▶ **EXERCISE INSTRUCTIONS**
Write out only the tail of the records, beginning at the line containing "Type out the text in this image." and including the last line, exactly as written.

[Saved data entries]
+--
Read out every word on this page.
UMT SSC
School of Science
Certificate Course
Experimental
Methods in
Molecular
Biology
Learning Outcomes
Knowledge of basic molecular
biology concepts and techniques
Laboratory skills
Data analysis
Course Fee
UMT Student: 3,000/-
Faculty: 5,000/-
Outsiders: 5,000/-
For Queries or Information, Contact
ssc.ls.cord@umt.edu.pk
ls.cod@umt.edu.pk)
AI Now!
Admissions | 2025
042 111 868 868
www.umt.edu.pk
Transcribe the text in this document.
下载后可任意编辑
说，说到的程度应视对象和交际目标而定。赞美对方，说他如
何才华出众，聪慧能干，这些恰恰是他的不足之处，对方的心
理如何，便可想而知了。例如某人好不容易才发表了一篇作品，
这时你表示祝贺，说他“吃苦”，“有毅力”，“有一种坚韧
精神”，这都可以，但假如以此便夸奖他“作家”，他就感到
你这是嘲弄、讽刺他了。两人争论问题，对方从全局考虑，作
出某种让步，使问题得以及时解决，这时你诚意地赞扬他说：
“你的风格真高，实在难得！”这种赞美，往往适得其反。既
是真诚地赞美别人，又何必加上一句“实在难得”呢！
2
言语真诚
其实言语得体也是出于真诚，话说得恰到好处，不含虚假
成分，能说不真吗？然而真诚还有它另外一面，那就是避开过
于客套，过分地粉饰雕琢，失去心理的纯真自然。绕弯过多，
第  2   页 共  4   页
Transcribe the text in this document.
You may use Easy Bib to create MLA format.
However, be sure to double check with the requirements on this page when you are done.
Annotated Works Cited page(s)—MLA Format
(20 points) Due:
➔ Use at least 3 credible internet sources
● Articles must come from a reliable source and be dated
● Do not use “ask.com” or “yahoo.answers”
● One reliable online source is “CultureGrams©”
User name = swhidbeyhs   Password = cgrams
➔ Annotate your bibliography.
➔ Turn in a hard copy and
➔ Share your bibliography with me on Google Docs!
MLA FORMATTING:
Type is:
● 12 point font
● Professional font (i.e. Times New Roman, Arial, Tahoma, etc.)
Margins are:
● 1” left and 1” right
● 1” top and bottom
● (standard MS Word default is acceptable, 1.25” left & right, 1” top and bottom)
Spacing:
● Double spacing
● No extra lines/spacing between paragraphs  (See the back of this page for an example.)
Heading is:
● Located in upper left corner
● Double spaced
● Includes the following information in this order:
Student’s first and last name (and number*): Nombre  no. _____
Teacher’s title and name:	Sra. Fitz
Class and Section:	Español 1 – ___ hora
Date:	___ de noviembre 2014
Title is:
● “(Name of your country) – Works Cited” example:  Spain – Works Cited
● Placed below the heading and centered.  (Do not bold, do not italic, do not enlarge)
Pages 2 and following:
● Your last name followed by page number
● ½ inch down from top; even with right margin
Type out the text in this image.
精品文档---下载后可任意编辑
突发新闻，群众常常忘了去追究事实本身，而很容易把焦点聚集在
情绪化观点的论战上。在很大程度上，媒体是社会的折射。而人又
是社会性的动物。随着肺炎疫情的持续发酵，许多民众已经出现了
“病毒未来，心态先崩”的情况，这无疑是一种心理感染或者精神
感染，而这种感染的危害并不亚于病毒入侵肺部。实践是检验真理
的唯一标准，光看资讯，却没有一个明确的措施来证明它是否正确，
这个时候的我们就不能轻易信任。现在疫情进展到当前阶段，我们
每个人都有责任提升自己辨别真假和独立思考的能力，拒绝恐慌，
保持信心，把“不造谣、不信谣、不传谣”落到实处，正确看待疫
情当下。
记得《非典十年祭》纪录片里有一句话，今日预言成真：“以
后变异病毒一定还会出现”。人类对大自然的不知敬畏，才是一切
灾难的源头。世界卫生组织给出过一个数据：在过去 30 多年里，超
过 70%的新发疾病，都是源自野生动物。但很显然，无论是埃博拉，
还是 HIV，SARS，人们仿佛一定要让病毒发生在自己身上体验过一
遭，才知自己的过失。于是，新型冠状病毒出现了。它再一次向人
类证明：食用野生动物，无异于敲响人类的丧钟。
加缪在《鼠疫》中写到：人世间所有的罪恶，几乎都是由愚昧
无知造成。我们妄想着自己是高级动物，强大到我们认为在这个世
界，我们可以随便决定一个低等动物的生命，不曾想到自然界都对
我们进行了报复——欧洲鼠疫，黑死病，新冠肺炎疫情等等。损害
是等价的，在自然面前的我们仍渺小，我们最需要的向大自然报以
+--
▶ **COMPLETE OUTPUT**
Type out the text in this image.
精品文档---下载后可任意编辑
突发新闻，群众常常忘了去追究事实本身，而很容易把焦点聚集在
情绪化观点的论战上。在很大程度上，媒体是社会的折射。而人又
是社会性的动物。随着肺炎疫情的持续发酵，许多民众已经出现了
“病毒未来，心态先崩”的情况，这无疑是一种心理感染或者精神
感染，而这种感染的危害并不亚于病毒入侵肺部。实践是检验真理
的唯一标准，光看资讯，却没有一个明确的措施来证明它是否正确，
这个时候的我们就不能轻易信任。现在疫情进展到当前阶段，我们
每个人都有责任提升自己辨别真假和独立思考的能力，拒绝恐慌，
保持信心，把“不造谣、不信谣、不传谣”落到实处，正确看待疫
情当下。
记得《非典十年祭》纪录片里有一句话，今日预言成真：“以
后变异病毒一定还会出现”。人类对大自然的不知敬畏，才是一切
灾难的源头。世界卫生组织给出过一个数据：在过去 30 多年里，超
过 70%的新发疾病，都是源自野生动物。但很显然，无论是埃博拉，
还是 HIV，SARS，人们仿佛一定要让病毒发生在自己身上体验过一
遭，才知自己的过失。于是，新型冠状病毒出现了。它再一次向人
类证明：食用野生动物，无异于敲响人类的丧钟。
加缪在《鼠疫》中写到：人世间所有的罪恶，几乎都是由愚昧
无知造成。我们妄想着自己是高级动物，强大到我们认为在这个世
界，我们可以随便决定一个低等动物的生命，不曾想到自然界都对
我们进行了报复——欧洲鼠疫，黑死病，新冠肺炎疫情等等。损害
是等价的，在自然面前的我们仍渺小，我们最需要的向大自然报以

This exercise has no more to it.